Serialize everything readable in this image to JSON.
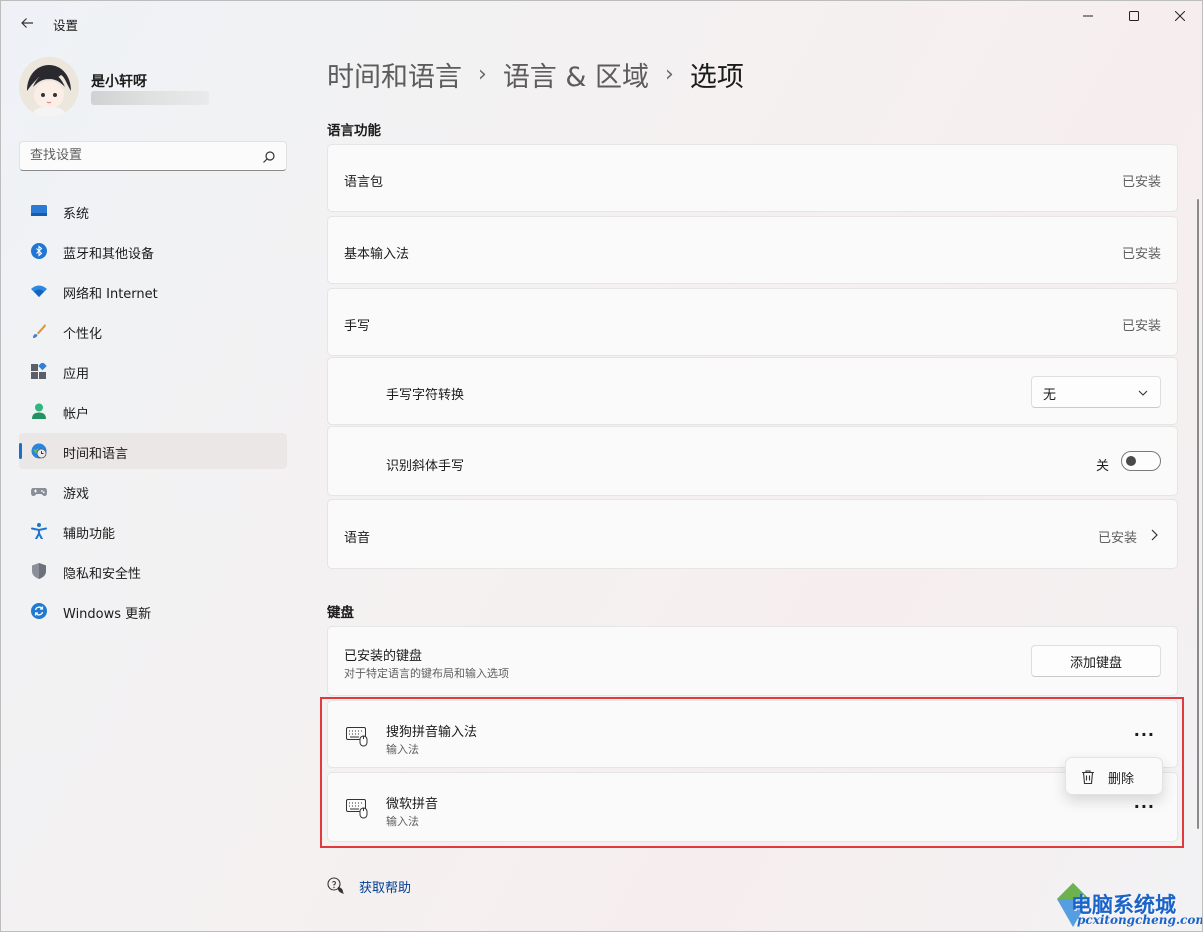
{
  "window": {
    "title": "设置"
  },
  "user": {
    "name": "是小轩呀"
  },
  "search": {
    "placeholder": "查找设置"
  },
  "nav": [
    {
      "label": "系统",
      "icon": "monitor-icon"
    },
    {
      "label": "蓝牙和其他设备",
      "icon": "bluetooth-icon"
    },
    {
      "label": "网络和 Internet",
      "icon": "wifi-icon"
    },
    {
      "label": "个性化",
      "icon": "brush-icon"
    },
    {
      "label": "应用",
      "icon": "apps-icon"
    },
    {
      "label": "帐户",
      "icon": "account-icon"
    },
    {
      "label": "时间和语言",
      "icon": "globe-clock-icon",
      "active": true
    },
    {
      "label": "游戏",
      "icon": "gamepad-icon"
    },
    {
      "label": "辅助功能",
      "icon": "accessibility-icon"
    },
    {
      "label": "隐私和安全性",
      "icon": "shield-icon"
    },
    {
      "label": "Windows 更新",
      "icon": "update-icon"
    }
  ],
  "breadcrumb": [
    "时间和语言",
    "语言 & 区域",
    "选项"
  ],
  "language_features": {
    "title": "语言功能",
    "language_pack": {
      "label": "语言包",
      "status": "已安装"
    },
    "basic_typing": {
      "label": "基本输入法",
      "status": "已安装"
    },
    "handwriting": {
      "label": "手写",
      "status": "已安装"
    },
    "handwriting_conversion": {
      "label": "手写字符转换",
      "value": "无"
    },
    "italic_handwriting": {
      "label": "识别斜体手写",
      "state": "关"
    },
    "speech": {
      "label": "语音",
      "status": "已安装"
    }
  },
  "keyboards": {
    "title": "键盘",
    "installed": {
      "label": "已安装的键盘",
      "description": "对于特定语言的键布局和输入选项",
      "add_button": "添加键盘"
    },
    "items": [
      {
        "name": "搜狗拼音输入法",
        "type": "输入法",
        "more": "···"
      },
      {
        "name": "微软拼音",
        "type": "输入法",
        "more": "···"
      }
    ],
    "context_menu": {
      "delete": "删除"
    }
  },
  "help": {
    "label": "获取帮助"
  },
  "watermark": {
    "title": "电脑系统城",
    "url": "pcxitongcheng.com"
  },
  "colors": {
    "accent": "#1a6fc7",
    "highlight": "#e0393e",
    "link": "#003e92"
  }
}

○ ○ ○ ○ ○

GIVEN INSTRUCTION >> Set the data above down again exactly as given, with no pictures.

RESPONSE FOR THIS EXERCISE >>
Serialize everything readable in this image to JSON.
{
  "window": {
    "title": "设置"
  },
  "user": {
    "name": "是小轩呀"
  },
  "search": {
    "placeholder": "查找设置"
  },
  "nav": [
    {
      "label": "系统",
      "icon": "monitor-icon"
    },
    {
      "label": "蓝牙和其他设备",
      "icon": "bluetooth-icon"
    },
    {
      "label": "网络和 Internet",
      "icon": "wifi-icon"
    },
    {
      "label": "个性化",
      "icon": "brush-icon"
    },
    {
      "label": "应用",
      "icon": "apps-icon"
    },
    {
      "label": "帐户",
      "icon": "account-icon"
    },
    {
      "label": "时间和语言",
      "icon": "globe-clock-icon",
      "active": true
    },
    {
      "label": "游戏",
      "icon": "gamepad-icon"
    },
    {
      "label": "辅助功能",
      "icon": "accessibility-icon"
    },
    {
      "label": "隐私和安全性",
      "icon": "shield-icon"
    },
    {
      "label": "Windows 更新",
      "icon": "update-icon"
    }
  ],
  "breadcrumb": [
    "时间和语言",
    "语言 & 区域",
    "选项"
  ],
  "language_features": {
    "title": "语言功能",
    "language_pack": {
      "label": "语言包",
      "status": "已安装"
    },
    "basic_typing": {
      "label": "基本输入法",
      "status": "已安装"
    },
    "handwriting": {
      "label": "手写",
      "status": "已安装"
    },
    "handwriting_conversion": {
      "label": "手写字符转换",
      "value": "无"
    },
    "italic_handwriting": {
      "label": "识别斜体手写",
      "state": "关"
    },
    "speech": {
      "label": "语音",
      "status": "已安装"
    }
  },
  "keyboards": {
    "title": "键盘",
    "installed": {
      "label": "已安装的键盘",
      "description": "对于特定语言的键布局和输入选项",
      "add_button": "添加键盘"
    },
    "items": [
      {
        "name": "搜狗拼音输入法",
        "type": "输入法",
        "more": "···"
      },
      {
        "name": "微软拼音",
        "type": "输入法",
        "more": "···"
      }
    ],
    "context_menu": {
      "delete": "删除"
    }
  },
  "help": {
    "label": "获取帮助"
  },
  "watermark": {
    "title": "电脑系统城",
    "url": "pcxitongcheng.com"
  },
  "colors": {
    "accent": "#1a6fc7",
    "highlight": "#e0393e",
    "link": "#003e92"
  }
}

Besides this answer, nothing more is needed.